# What needs to be done
Reproduce verbatim the part of the data below that opens with the line containing "label-s: S [447, 329, 460, 349]" and closes with the line containing "fraction-denominator: 4 [38, 566, 49, 587]", including both of those lines.

(Element box data)
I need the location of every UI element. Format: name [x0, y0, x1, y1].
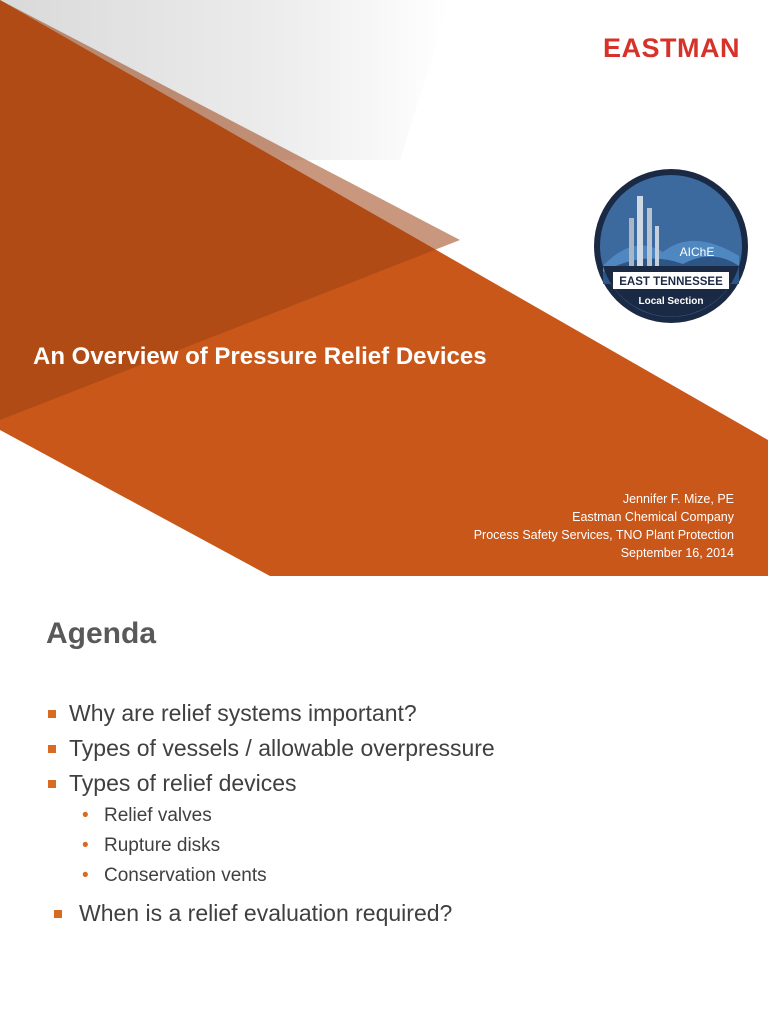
square-bullet-icon	[54, 910, 62, 918]
agenda-item-text: When is a relief evaluation required?	[79, 900, 453, 926]
agenda-item	[46, 896, 746, 931]
presenter-company: Eastman Chemical Company	[572, 510, 734, 524]
agenda-item-text: Types of relief devices	[69, 770, 297, 796]
square-bullet-icon	[48, 745, 56, 753]
agenda-item	[46, 696, 746, 731]
agenda-subitem-text: Relief valves	[104, 805, 212, 826]
agenda-subitem	[46, 801, 746, 831]
presenter-department: Process Safety Services, TNO Plant Protection	[473, 528, 734, 542]
presenter-date: September 16, 2014	[620, 546, 734, 560]
agenda-item-text: Why are relief systems important?	[69, 700, 417, 726]
agenda-subitem	[46, 861, 746, 891]
square-bullet-icon	[48, 780, 56, 788]
agenda-subitem	[46, 831, 746, 861]
agenda-subitem-text: Rupture disks	[104, 835, 221, 856]
slide-title: An Overview of Pressure Relief Devices	[33, 343, 487, 370]
square-bullet-icon	[48, 710, 56, 718]
agenda-heading: Agenda	[46, 617, 157, 650]
round-bullet-icon: •	[82, 865, 89, 886]
agenda-slide	[0, 576, 768, 1024]
agenda-item-text: Types of vessels / allowable overpressure	[69, 735, 495, 761]
agenda-item	[46, 731, 746, 766]
round-bullet-icon: •	[82, 835, 89, 856]
badge-line2: Local Section	[638, 296, 704, 307]
badge-line1: EAST TENNESSEE	[619, 276, 723, 288]
agenda-list	[46, 696, 746, 931]
aiche-badge-icon	[593, 168, 749, 324]
agenda-subitem-text: Conservation vents	[104, 865, 267, 886]
presenter-name: Jennifer F. Mize, PE	[622, 492, 734, 506]
badge-org: AIChE	[679, 245, 715, 259]
round-bullet-icon: •	[82, 805, 89, 826]
presenter-block	[474, 490, 734, 562]
eastman-logo: EASTMAN	[603, 33, 740, 63]
agenda-item	[46, 766, 746, 801]
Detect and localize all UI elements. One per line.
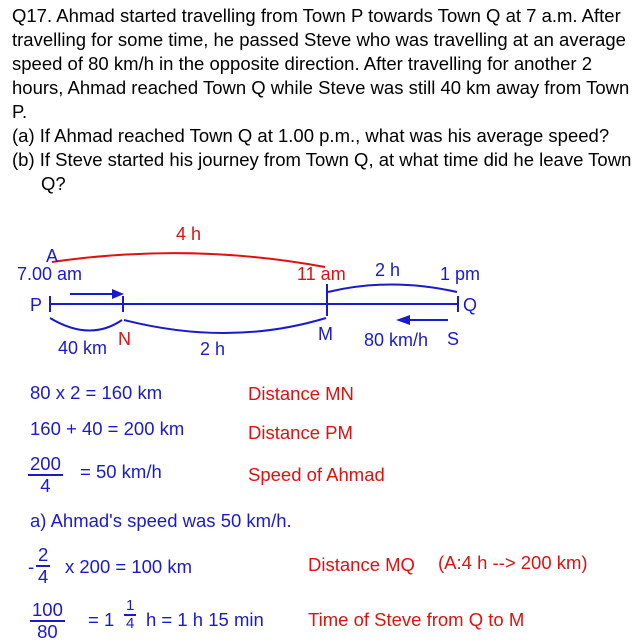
label-s: S [447, 329, 460, 349]
note-time: Time of Steve from Q to M [308, 609, 525, 630]
label-p: P [30, 295, 43, 315]
question-part-a: (a) If Ahmad reached Town Q at 1.00 p.m., what was his average speed? [12, 125, 610, 146]
minus-sign: - [28, 556, 35, 577]
calc-pm: 160 + 40 = 200 km [30, 418, 185, 439]
fraction-100-80 [30, 600, 65, 642]
calc-time-eq: = 1 [88, 609, 115, 630]
note-pm: Distance PM [248, 422, 353, 443]
label-m: M [318, 324, 333, 344]
note-mn: Distance MN [248, 383, 354, 404]
time-end: 1 pm [440, 264, 481, 284]
calc-mn: 80 x 2 = 160 km [30, 382, 163, 403]
question-text [12, 4, 632, 196]
fraction-1-4 [124, 598, 136, 632]
label-a: A [46, 246, 59, 266]
label-2h-top: 2 h [375, 260, 401, 280]
note-speed: Speed of Ahmad [248, 464, 385, 485]
journey-diagram [0, 222, 640, 372]
fraction-denominator: 4 [40, 475, 51, 496]
note-mq-detail: (A:4 h --> 200 km) [438, 552, 588, 573]
note-mq: Distance MQ [308, 554, 415, 575]
label-n: N [118, 329, 131, 349]
fraction-numerator: 2 [38, 544, 49, 565]
arc-2h-top [328, 285, 457, 293]
fraction-2-4 [36, 545, 50, 587]
steve-arrowhead [396, 315, 410, 325]
fraction-200-4 [28, 454, 63, 496]
arc-2h-bottom [124, 318, 326, 333]
fraction-numerator: 1 [126, 597, 135, 614]
fraction-denominator: 4 [38, 566, 49, 587]
question-part-b: (b) If Steve started his journey from Town Q, at what time did he leave Town Q? [12, 149, 632, 194]
arc-4h [52, 253, 325, 267]
label-q: Q [463, 295, 478, 315]
arc-40km [50, 318, 122, 331]
label-40km: 40 km [58, 338, 108, 358]
fraction-numerator: 100 [32, 599, 63, 620]
speed-steve: 80 km/h [364, 330, 429, 350]
time-start: 7.00 am [17, 264, 83, 284]
label-2h-bottom: 2 h [200, 339, 226, 359]
fraction-numerator: 200 [30, 453, 61, 474]
question-intro: Q17. Ahmad started travelling from Town P towards Town Q at 7 a.m. After travelling for some time, he passed Steve who was travelling at an average speed of 80 km/h in the opposite direction. After travelling for another 2 hours, Ahmad reached Town Q while Steve was still 40 km away from Town P. [12, 5, 630, 122]
fraction-denominator: 4 [126, 615, 135, 632]
label-4h: 4 h [176, 224, 202, 244]
fraction-denominator: 80 [37, 621, 58, 642]
calc-mq: x 200 = 100 km [65, 556, 193, 577]
answer-a: a) Ahmad's speed was 50 km/h. [30, 510, 292, 531]
calc-time: h = 1 h 15 min [146, 609, 264, 630]
calc-speed: = 50 km/h [80, 461, 162, 482]
time-meet: 11 am [297, 264, 346, 284]
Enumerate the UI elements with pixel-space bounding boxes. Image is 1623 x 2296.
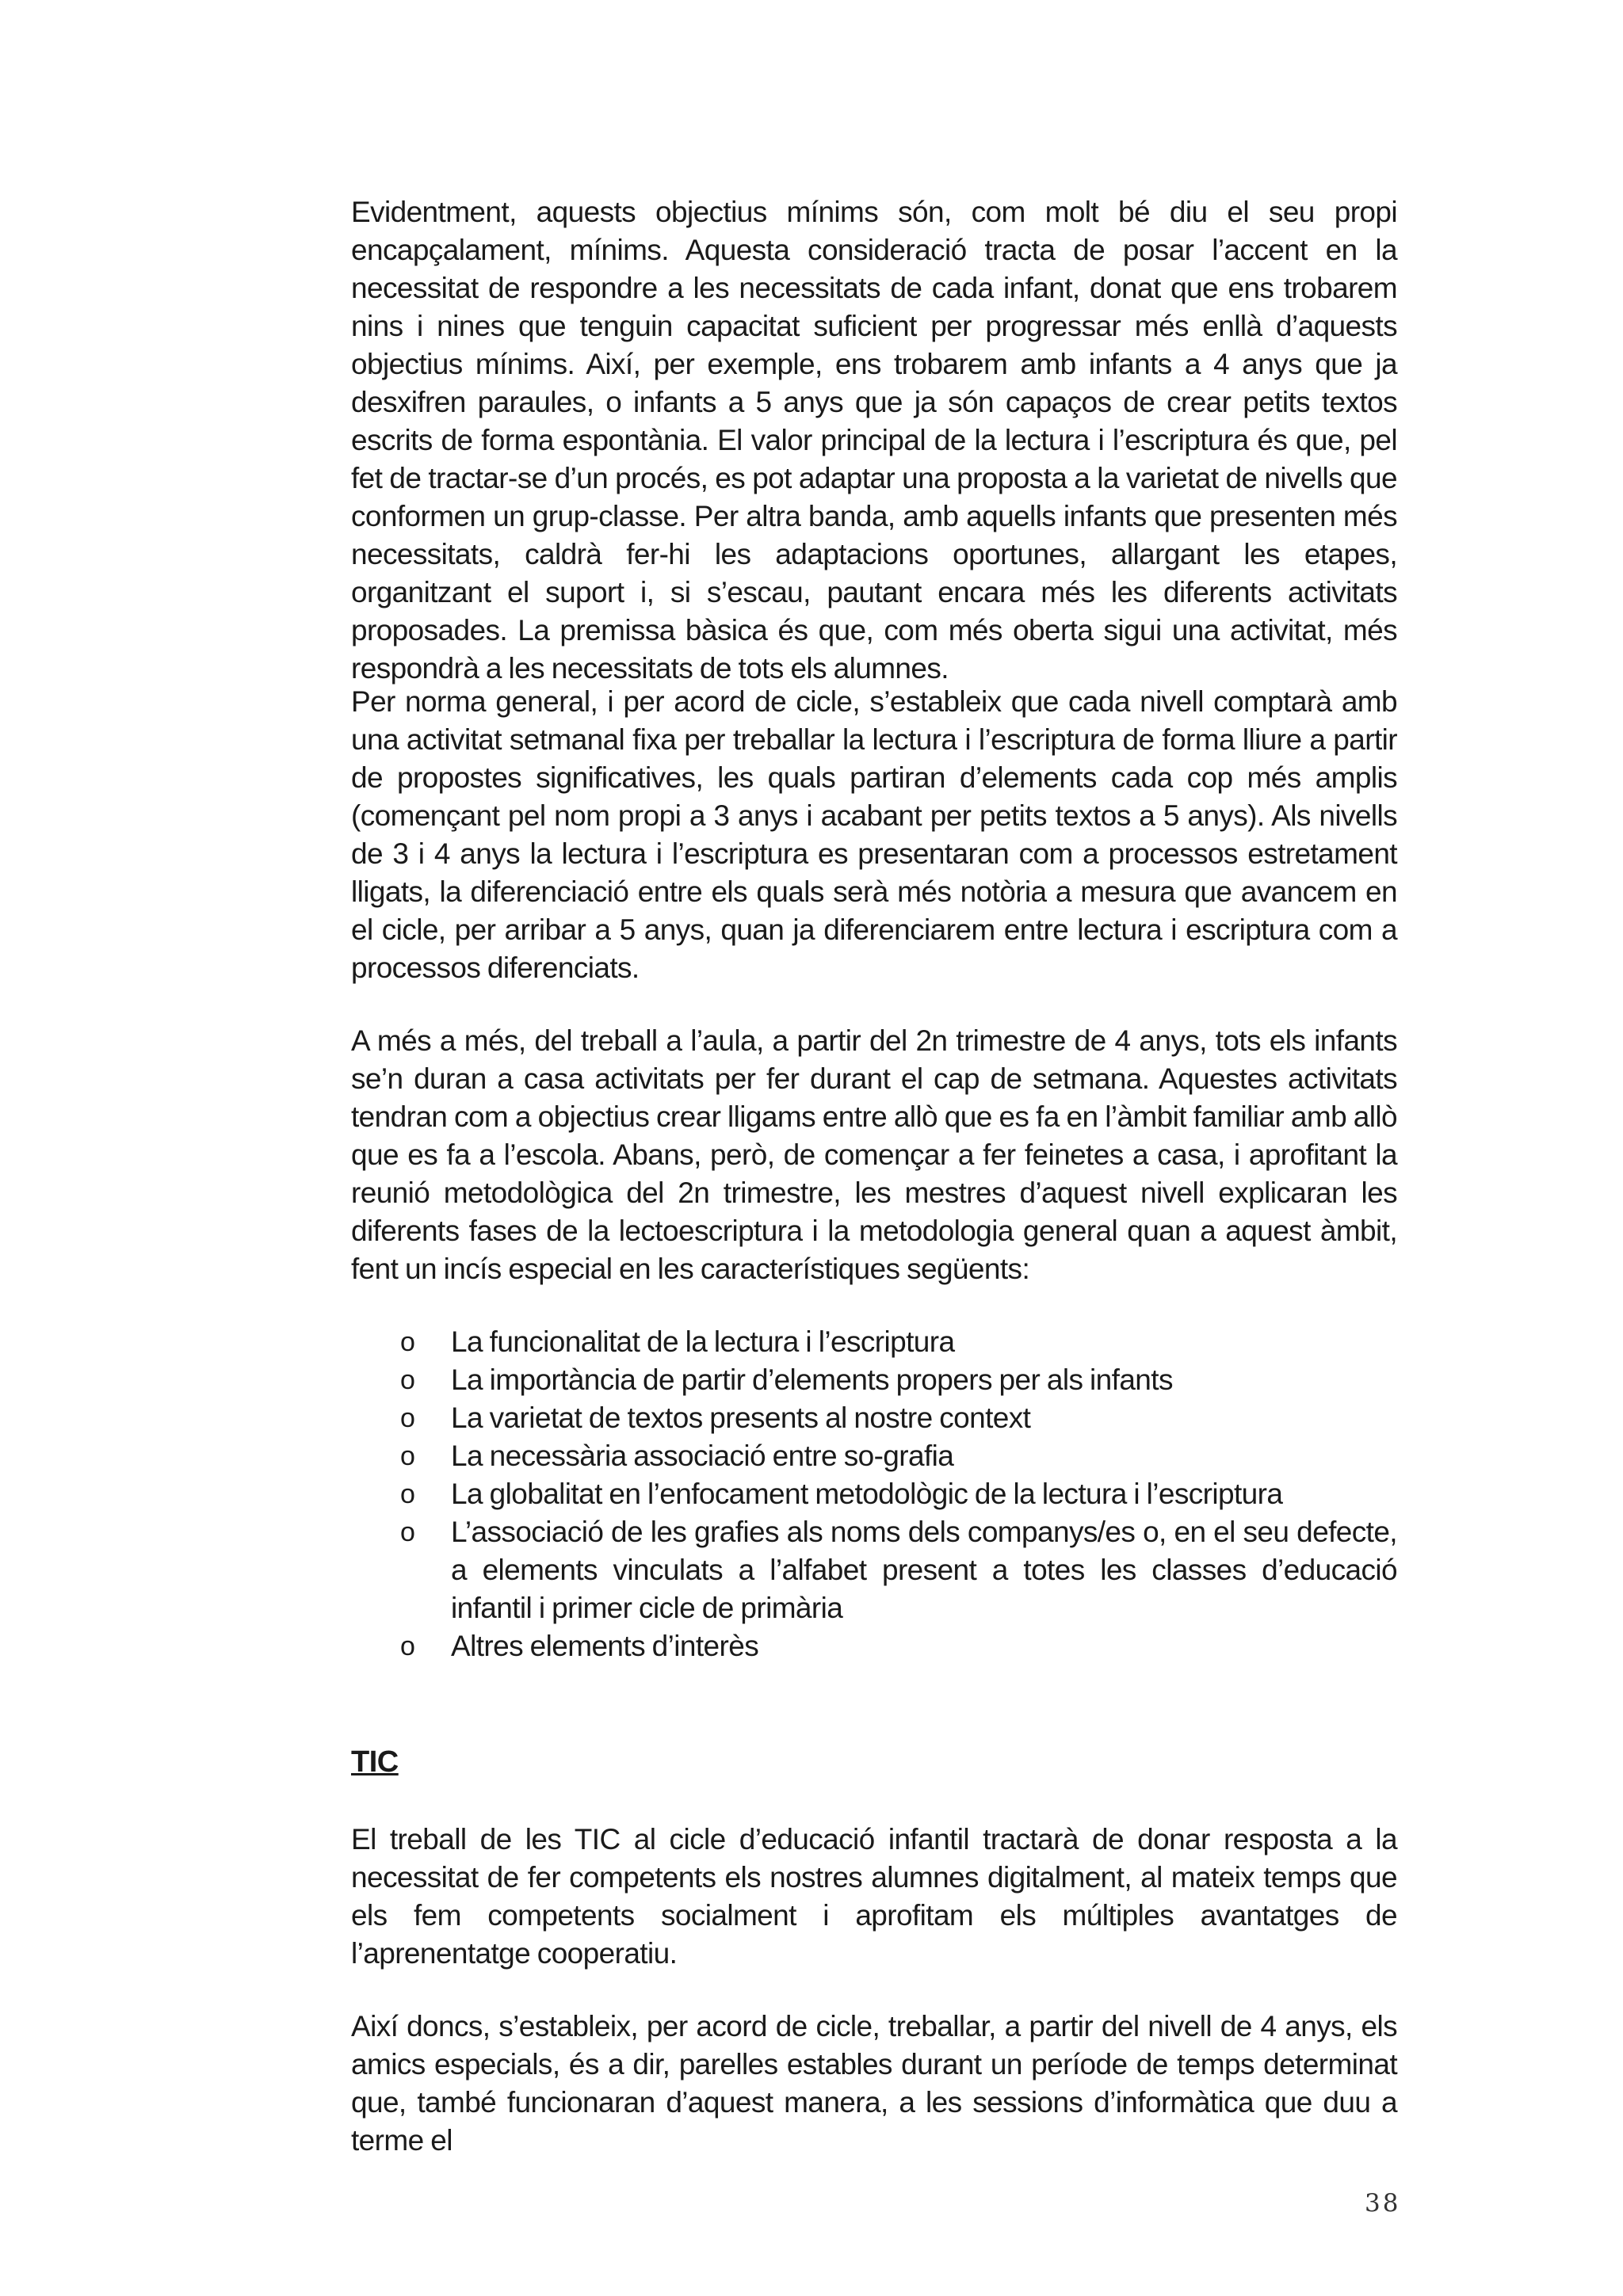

# Task result
label-s: S [447, 329, 460, 349]
note-time: Time of Steve from Q to M [308, 609, 525, 630]
label-p: P [30, 295, 43, 315]
question-part-a: (a) If Ahmad reached Town Q at 1.00 p.m., what was his average speed? [12, 125, 610, 146]
minus-sign: - [28, 556, 35, 577]
calc-pm: 160 + 40 = 200 km [30, 418, 185, 439]
fraction-100-80 [30, 600, 65, 642]
calc-time-eq: = 1 [88, 609, 115, 630]
note-pm: Distance PM [248, 422, 353, 443]
label-m: M [318, 324, 333, 344]
note-mn: Distance MN [248, 383, 354, 404]
time-end: 1 pm [440, 264, 481, 284]
calc-mn: 80 x 2 = 160 km [30, 382, 163, 403]
question-text [12, 4, 632, 196]
fraction-1-4 [124, 598, 136, 632]
label-a: A [46, 246, 59, 266]
label-2h-top: 2 h [375, 260, 401, 280]
note-speed: Speed of Ahmad [248, 464, 385, 485]
journey-diagram [0, 222, 640, 372]
fraction-denominator: 4 [40, 475, 51, 496]
note-mq-detail: (A:4 h --> 200 km) [438, 552, 588, 573]
note-mq: Distance MQ [308, 554, 415, 575]
label-n: N [118, 329, 131, 349]
fraction-numerator: 2 [38, 544, 49, 565]
arc-2h-top [328, 285, 457, 293]
fraction-2-4 [36, 545, 50, 587]
steve-arrowhead [396, 315, 410, 325]
fraction-200-4 [28, 454, 63, 496]
arc-2h-bottom [124, 318, 326, 333]
fraction-numerator: 1 [126, 597, 135, 614]
fraction-denominator: 4 [38, 566, 49, 587]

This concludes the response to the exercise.